*PROBLEM*
Copy each line of the entries beneath that contains the word "Lower".
::::::::
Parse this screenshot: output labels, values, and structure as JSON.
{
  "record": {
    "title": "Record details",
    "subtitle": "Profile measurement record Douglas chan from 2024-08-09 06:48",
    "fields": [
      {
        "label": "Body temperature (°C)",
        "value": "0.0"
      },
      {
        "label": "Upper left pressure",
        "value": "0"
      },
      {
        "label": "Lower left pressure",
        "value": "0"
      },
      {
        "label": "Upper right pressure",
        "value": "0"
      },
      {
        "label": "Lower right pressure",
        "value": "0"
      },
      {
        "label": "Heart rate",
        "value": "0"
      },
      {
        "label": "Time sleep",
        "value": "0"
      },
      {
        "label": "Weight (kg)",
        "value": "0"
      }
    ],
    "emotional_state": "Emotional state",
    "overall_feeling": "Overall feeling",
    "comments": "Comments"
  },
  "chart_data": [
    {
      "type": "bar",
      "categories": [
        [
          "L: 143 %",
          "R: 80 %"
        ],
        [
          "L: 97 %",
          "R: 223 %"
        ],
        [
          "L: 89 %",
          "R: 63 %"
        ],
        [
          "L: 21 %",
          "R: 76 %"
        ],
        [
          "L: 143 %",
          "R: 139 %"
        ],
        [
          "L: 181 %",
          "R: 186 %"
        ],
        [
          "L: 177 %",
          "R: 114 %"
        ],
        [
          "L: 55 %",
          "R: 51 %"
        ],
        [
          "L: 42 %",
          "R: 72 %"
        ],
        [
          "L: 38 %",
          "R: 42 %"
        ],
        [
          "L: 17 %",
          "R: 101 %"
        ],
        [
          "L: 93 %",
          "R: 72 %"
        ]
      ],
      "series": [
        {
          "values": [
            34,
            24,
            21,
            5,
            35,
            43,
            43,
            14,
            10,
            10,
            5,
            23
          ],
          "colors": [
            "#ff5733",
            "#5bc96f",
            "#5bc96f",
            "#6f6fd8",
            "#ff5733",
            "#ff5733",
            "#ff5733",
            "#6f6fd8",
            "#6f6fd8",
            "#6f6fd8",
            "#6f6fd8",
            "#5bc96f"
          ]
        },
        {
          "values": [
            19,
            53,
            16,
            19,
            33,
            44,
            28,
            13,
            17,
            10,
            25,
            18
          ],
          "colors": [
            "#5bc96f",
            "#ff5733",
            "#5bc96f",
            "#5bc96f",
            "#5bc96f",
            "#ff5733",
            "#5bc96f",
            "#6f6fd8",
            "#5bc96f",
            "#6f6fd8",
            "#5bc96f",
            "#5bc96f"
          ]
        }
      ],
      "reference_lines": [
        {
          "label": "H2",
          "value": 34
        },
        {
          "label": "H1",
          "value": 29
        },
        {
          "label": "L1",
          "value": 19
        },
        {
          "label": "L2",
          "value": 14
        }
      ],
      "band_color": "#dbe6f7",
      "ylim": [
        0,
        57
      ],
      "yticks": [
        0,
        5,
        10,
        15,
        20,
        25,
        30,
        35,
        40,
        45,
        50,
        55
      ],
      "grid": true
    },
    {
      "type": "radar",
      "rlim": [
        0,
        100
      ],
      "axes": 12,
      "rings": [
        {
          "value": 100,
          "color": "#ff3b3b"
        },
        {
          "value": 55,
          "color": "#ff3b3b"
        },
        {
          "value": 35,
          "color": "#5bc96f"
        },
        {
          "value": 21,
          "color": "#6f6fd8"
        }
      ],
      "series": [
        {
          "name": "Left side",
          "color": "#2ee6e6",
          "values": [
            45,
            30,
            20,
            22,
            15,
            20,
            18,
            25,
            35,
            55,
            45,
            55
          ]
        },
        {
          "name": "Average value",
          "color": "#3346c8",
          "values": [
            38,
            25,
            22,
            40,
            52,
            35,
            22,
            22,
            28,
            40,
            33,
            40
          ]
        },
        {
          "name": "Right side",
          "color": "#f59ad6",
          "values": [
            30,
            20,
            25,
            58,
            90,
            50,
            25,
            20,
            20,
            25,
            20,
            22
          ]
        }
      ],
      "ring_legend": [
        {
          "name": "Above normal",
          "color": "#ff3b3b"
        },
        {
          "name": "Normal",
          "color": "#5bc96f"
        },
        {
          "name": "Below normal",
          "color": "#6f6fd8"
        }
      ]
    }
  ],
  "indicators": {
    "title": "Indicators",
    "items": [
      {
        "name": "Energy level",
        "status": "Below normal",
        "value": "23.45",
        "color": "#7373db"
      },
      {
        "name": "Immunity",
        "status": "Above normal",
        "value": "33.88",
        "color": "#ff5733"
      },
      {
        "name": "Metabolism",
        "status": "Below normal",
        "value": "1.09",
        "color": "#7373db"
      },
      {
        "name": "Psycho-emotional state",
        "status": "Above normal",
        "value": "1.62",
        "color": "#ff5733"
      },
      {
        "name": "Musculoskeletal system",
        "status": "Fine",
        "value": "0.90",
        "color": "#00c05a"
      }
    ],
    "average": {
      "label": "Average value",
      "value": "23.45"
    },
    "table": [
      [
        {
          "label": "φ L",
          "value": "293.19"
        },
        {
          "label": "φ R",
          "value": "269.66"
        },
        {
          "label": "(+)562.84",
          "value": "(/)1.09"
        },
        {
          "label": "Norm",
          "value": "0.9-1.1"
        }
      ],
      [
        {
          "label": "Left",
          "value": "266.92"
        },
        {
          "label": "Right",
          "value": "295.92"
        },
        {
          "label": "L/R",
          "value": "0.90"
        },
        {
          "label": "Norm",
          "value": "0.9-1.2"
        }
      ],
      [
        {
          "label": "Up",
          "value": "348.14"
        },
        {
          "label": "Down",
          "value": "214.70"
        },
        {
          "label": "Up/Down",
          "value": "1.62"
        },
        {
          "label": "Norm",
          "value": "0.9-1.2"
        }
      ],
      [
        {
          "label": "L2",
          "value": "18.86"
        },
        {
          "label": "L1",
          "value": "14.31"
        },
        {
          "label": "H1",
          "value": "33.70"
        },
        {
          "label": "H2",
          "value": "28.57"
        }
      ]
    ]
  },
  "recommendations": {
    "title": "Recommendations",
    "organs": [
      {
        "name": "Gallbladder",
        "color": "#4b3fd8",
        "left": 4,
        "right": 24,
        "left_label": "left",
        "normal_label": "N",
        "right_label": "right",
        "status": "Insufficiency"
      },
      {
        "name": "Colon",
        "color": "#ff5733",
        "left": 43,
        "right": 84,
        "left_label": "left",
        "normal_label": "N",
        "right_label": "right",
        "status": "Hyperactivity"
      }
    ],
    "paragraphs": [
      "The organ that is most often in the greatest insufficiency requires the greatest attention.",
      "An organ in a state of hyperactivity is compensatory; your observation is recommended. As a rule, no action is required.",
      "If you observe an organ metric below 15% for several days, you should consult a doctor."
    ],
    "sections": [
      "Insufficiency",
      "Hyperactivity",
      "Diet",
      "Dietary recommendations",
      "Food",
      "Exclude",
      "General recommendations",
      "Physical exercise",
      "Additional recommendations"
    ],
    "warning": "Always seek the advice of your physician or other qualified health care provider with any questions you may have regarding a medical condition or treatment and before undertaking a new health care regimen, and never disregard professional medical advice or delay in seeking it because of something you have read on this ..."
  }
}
::::::::
*FINAL RESULT*
        "label": "Lower left pressure",
        "label": "Lower right pressure",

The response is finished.